▶ GOAL
Reproduce each record exactly.

[Data items]
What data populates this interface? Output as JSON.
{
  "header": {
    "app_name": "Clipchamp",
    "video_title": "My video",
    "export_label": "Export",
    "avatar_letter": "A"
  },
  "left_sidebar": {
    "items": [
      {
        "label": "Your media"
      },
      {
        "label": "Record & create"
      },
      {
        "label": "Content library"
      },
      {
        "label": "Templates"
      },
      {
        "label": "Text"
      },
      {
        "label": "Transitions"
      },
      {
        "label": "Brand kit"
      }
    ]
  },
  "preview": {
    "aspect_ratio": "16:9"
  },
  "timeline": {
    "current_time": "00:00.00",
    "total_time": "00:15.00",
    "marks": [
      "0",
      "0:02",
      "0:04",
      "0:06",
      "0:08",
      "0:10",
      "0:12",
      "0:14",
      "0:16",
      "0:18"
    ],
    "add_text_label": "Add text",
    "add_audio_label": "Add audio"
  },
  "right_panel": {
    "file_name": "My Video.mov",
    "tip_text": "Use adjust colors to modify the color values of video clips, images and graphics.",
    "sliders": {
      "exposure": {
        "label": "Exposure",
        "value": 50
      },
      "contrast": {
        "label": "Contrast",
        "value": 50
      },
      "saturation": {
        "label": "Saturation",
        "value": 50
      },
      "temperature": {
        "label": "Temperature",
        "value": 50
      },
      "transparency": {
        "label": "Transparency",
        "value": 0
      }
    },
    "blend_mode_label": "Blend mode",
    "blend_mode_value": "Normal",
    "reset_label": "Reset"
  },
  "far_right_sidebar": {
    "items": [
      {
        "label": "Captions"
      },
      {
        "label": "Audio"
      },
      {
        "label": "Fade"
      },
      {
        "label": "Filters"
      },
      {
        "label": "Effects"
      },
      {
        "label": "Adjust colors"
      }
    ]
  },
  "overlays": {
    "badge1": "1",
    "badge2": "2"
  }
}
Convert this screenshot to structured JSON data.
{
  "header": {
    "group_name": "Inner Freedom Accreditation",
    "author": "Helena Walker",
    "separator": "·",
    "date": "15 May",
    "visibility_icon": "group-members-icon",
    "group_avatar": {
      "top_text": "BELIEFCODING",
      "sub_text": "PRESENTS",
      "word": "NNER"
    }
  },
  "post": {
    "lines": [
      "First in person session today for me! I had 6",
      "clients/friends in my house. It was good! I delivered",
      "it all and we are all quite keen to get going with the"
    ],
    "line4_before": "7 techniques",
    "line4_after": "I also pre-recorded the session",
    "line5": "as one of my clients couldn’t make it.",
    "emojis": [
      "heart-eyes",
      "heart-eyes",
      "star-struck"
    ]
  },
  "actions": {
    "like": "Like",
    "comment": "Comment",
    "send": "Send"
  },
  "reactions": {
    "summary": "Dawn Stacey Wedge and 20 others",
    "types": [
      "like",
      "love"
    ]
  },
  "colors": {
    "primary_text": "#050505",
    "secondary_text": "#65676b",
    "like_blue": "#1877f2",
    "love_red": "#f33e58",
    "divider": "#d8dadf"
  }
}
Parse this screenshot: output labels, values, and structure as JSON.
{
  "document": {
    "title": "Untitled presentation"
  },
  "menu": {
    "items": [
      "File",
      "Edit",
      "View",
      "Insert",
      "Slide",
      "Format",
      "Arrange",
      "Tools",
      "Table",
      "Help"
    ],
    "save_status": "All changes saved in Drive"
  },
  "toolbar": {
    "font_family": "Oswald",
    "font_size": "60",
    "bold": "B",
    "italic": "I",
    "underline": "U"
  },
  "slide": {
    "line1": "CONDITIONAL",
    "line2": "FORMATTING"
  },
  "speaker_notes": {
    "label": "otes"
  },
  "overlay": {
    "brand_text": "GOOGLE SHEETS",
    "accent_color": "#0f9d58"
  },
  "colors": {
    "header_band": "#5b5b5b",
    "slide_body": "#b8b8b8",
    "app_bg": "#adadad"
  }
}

▶ EXPECTED ANSWER
What data populates this interface? Output as JSON.
{
  "header": {
    "app_name": "Clipchamp",
    "video_title": "My video",
    "export_label": "Export",
    "avatar_letter": "A"
  },
  "left_sidebar": {
    "items": [
      {
        "label": "Your media"
      },
      {
        "label": "Record & create"
      },
      {
        "label": "Content library"
      },
      {
        "label": "Templates"
      },
      {
        "label": "Text"
      },
      {
        "label": "Transitions"
      },
      {
        "label": "Brand kit"
      }
    ]
  },
  "preview": {
    "aspect_ratio": "16:9"
  },
  "timeline": {
    "current_time": "00:00.00",
    "total_time": "00:15.00",
    "marks": [
      "0",
      "0:02",
      "0:04",
      "0:06",
      "0:08",
      "0:10",
      "0:12",
      "0:14",
      "0:16",
      "0:18"
    ],
    "add_text_label": "Add text",
    "add_audio_label": "Add audio"
  },
  "right_panel": {
    "file_name": "My Video.mov",
    "tip_text": "Use adjust colors to modify the color values of video clips, images and graphics.",
    "sliders": {
      "exposure": {
        "label": "Exposure",
        "value": 50
      },
      "contrast": {
        "label": "Contrast",
        "value": 50
      },
      "saturation": {
        "label": "Saturation",
        "value": 50
      },
      "temperature": {
        "label": "Temperature",
        "value": 50
      },
      "transparency": {
        "label": "Transparency",
        "value": 0
      }
    },
    "blend_mode_label": "Blend mode",
    "blend_mode_value": "Normal",
    "reset_label": "Reset"
  },
  "far_right_sidebar": {
    "items": [
      {
        "label": "Captions"
      },
      {
        "label": "Audio"
      },
      {
        "label": "Fade"
      },
      {
        "label": "Filters"
      },
      {
        "label": "Effects"
      },
      {
        "label": "Adjust colors"
      }
    ]
  },
  "overlays": {
    "badge1": "1",
    "badge2": "2"
  }
}
Convert this screenshot to structured JSON data.
{
  "header": {
    "group_name": "Inner Freedom Accreditation",
    "author": "Helena Walker",
    "separator": "·",
    "date": "15 May",
    "visibility_icon": "group-members-icon",
    "group_avatar": {
      "top_text": "BELIEFCODING",
      "sub_text": "PRESENTS",
      "word": "NNER"
    }
  },
  "post": {
    "lines": [
      "First in person session today for me! I had 6",
      "clients/friends in my house. It was good! I delivered",
      "it all and we are all quite keen to get going with the"
    ],
    "line4_before": "7 techniques",
    "line4_after": "I also pre-recorded the session",
    "line5": "as one of my clients couldn’t make it.",
    "emojis": [
      "heart-eyes",
      "heart-eyes",
      "star-struck"
    ]
  },
  "actions": {
    "like": "Like",
    "comment": "Comment",
    "send": "Send"
  },
  "reactions": {
    "summary": "Dawn Stacey Wedge and 20 others",
    "types": [
      "like",
      "love"
    ]
  },
  "colors": {
    "primary_text": "#050505",
    "secondary_text": "#65676b",
    "like_blue": "#1877f2",
    "love_red": "#f33e58",
    "divider": "#d8dadf"
  }
}
Parse this screenshot: output labels, values, and structure as JSON.
{
  "document": {
    "title": "Untitled presentation"
  },
  "menu": {
    "items": [
      "File",
      "Edit",
      "View",
      "Insert",
      "Slide",
      "Format",
      "Arrange",
      "Tools",
      "Table",
      "Help"
    ],
    "save_status": "All changes saved in Drive"
  },
  "toolbar": {
    "font_family": "Oswald",
    "font_size": "60",
    "bold": "B",
    "italic": "I",
    "underline": "U"
  },
  "slide": {
    "line1": "CONDITIONAL",
    "line2": "FORMATTING"
  },
  "speaker_notes": {
    "label": "otes"
  },
  "overlay": {
    "brand_text": "GOOGLE SHEETS",
    "accent_color": "#0f9d58"
  },
  "colors": {
    "header_band": "#5b5b5b",
    "slide_body": "#b8b8b8",
    "app_bg": "#adadad"
  }
}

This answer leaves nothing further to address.